Problem details: Transcribe all of the records precisely as they are presented.

Collected data entries:
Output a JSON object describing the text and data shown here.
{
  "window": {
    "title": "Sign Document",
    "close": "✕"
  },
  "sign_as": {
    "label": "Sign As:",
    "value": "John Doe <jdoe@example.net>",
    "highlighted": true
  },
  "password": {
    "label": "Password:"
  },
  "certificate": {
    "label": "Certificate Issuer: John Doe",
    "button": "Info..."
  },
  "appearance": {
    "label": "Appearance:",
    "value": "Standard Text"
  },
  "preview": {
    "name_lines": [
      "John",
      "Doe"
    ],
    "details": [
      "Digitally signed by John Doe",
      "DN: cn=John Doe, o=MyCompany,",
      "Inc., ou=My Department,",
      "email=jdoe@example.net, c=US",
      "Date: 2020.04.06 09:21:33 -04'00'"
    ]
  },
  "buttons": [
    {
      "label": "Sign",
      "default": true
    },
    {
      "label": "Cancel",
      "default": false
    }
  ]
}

Problem solution:
Output a JSON object describing the text and data shown here.
{
  "window": {
    "title": "Sign Document",
    "close": "✕"
  },
  "sign_as": {
    "label": "Sign As:",
    "value": "John Doe <jdoe@example.net>",
    "highlighted": true
  },
  "password": {
    "label": "Password:"
  },
  "certificate": {
    "label": "Certificate Issuer: John Doe",
    "button": "Info..."
  },
  "appearance": {
    "label": "Appearance:",
    "value": "Standard Text"
  },
  "preview": {
    "name_lines": [
      "John",
      "Doe"
    ],
    "details": [
      "Digitally signed by John Doe",
      "DN: cn=John Doe, o=MyCompany,",
      "Inc., ou=My Department,",
      "email=jdoe@example.net, c=US",
      "Date: 2020.04.06 09:21:33 -04'00'"
    ]
  },
  "buttons": [
    {
      "label": "Sign",
      "default": true
    },
    {
      "label": "Cancel",
      "default": false
    }
  ]
}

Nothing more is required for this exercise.